> Set of tasks:
(A) Answer these questions about the forum thread on landscape block walls, one line each:
(i) Where does czissman say he lives?
(ii) How many years of experience does Bud Cline claim?
(iii) What does jomama45 suggest using to screed the sand level?
(B) Quote the landscape block thread from "Had you said" up to and including "used the product.".

> Text segment:
☆ ☆ ☆ ☆ ☆
# Landscape block cement or mortar?



## Bud Cline (Mar 12, 2006)

The base (footing) should be below the frost-line, should it not. That's going to be more than 10" more than likely. It should be level.

If the PL product is made for the retaining wall blocks then why wouldn't you be able to use it?


----------



## czissman (Apr 2, 2011)

Hi Bud,

I'm in California where there is no frost line but thanks for the suggestion.

As to PL adhesive claiming to be good for this applicaton, they don't list any parameters like "for walls up to x height". 

I'm hoping that people who have experience with the product will be able to give an opinion based on their real-world practical experience.

Chuck



Bud Cline said:


> The base (footing) should be below the frost-line, should it not. That's going to be more than 10" more than likely. It should be level.
> 
> If the PL product is made for the retaining wall blocks then why wouldn't you be able to use it?


----------



## Bud Cline (Mar 12, 2006)

> I'm hoping that people who have experience with the product will be able to give an opinion based on their real-world practical experience.


Well alrightee then Chuck Chuck Bo Buck:laughing: 
I'll shut the hell up and let you deal with another Do-It-Yourselfer rather than someone like me with only thirty-five years experience in this type of thing. You're only going three feet high for Gods sake, it isn't like you were building the Washington Monument.:thumbup:


----------



## czissman (Apr 2, 2011)

Wow, you're just a little sensitive there Buddy Boy. I said nothing derogatory about you, I didn't say or even suggest anything you said was wrong.

Had you said something in your reply that indicated you have *any* experience with the product rather than just suggesting I should believe what the manufacturer tells me, then I might not have said I'm hoping to get input from people who have actually used the product. 

Thanks, Bud, for your invaluable insight.



Bud Cline said:


> Well alrightee then Chuck Chuck Bo Buck:laughing:
> I'll shut the hell up and let you deal with another Do-It-Yourselfer rather than someone like me with only thirty-five years experience in this type of thing. You're only going three feet high for Gods sake, it isn't like you were building the Washington Monument.:thumbup:


----------



## jomama45 (Nov 13, 2008)

czissman said:


> Hello,
> 
> I'm building a 3' tall wall around my a/c compressor (Yes, I have allowed sufficient clearance for air circulation.).
> 
> ...


It needs to be extremely level. I would suggest using very fine sand or mixed sand directly under the wall to get it as near perfect as possible. It's far easier to get the base right rather than continually pick-up the heavy block to alter each one a tad. The worst case is that you get a few course up & realize the wall is rocking & out of level, as every additional course only amplifies the mistake. Get a long 2x4, temporarily attach a level to it, and screed the sand nice & level right away.

The other thing I would suggest looking into is the max. free-standing height suggested for the block. For some reason, I don't recall any of them recommending that high of a wall,, even on the largest units. If you're not sure, at least give the block dimensions here for some guidance.

And BTW, Bud's mistaken, these walls never need to go below the frost line.


----------



## czissman (Apr 2, 2011)
☆ ☆ ☆ ☆ ☆
> Raw data:
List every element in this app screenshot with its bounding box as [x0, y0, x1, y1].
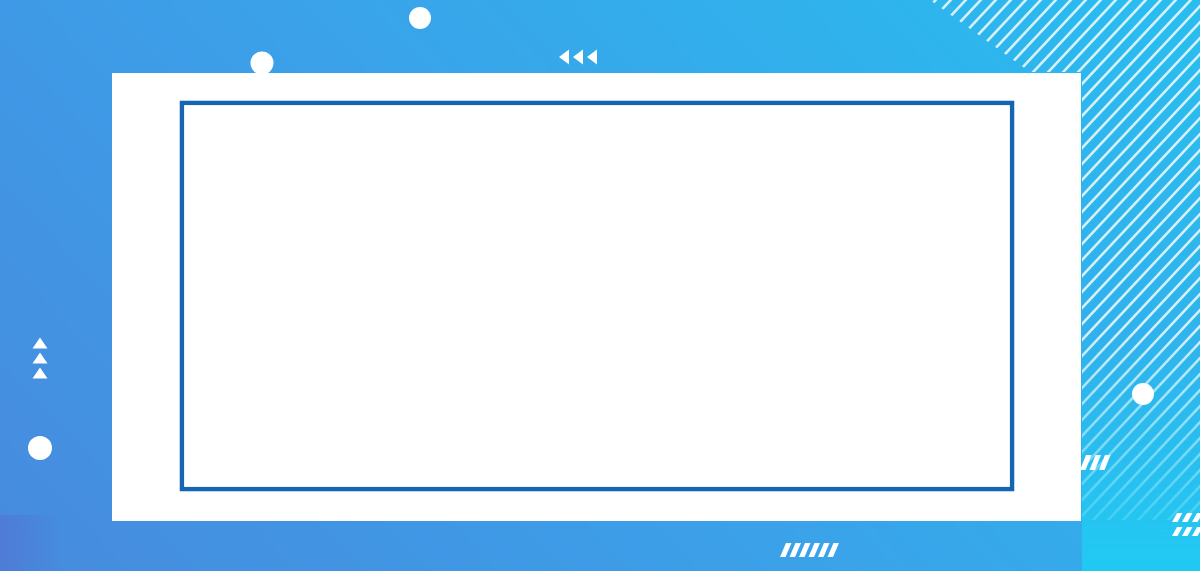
button[interactable]: Decorative blue banner with framed conte…: [0, 0, 1200, 571]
☆ ☆ ☆ ☆ ☆
> Solutions to the exercise:
(A)
(i) California
(ii) Thirty-five years
(iii) A long 2x4 with a level temporarily attached to it

(B)
Had you said something in your reply that indicated you have *any* experience with the product rather than just suggesting I should believe what the manufacturer tells me, then I might not have said I'm hoping to get input from people who have actually used the product.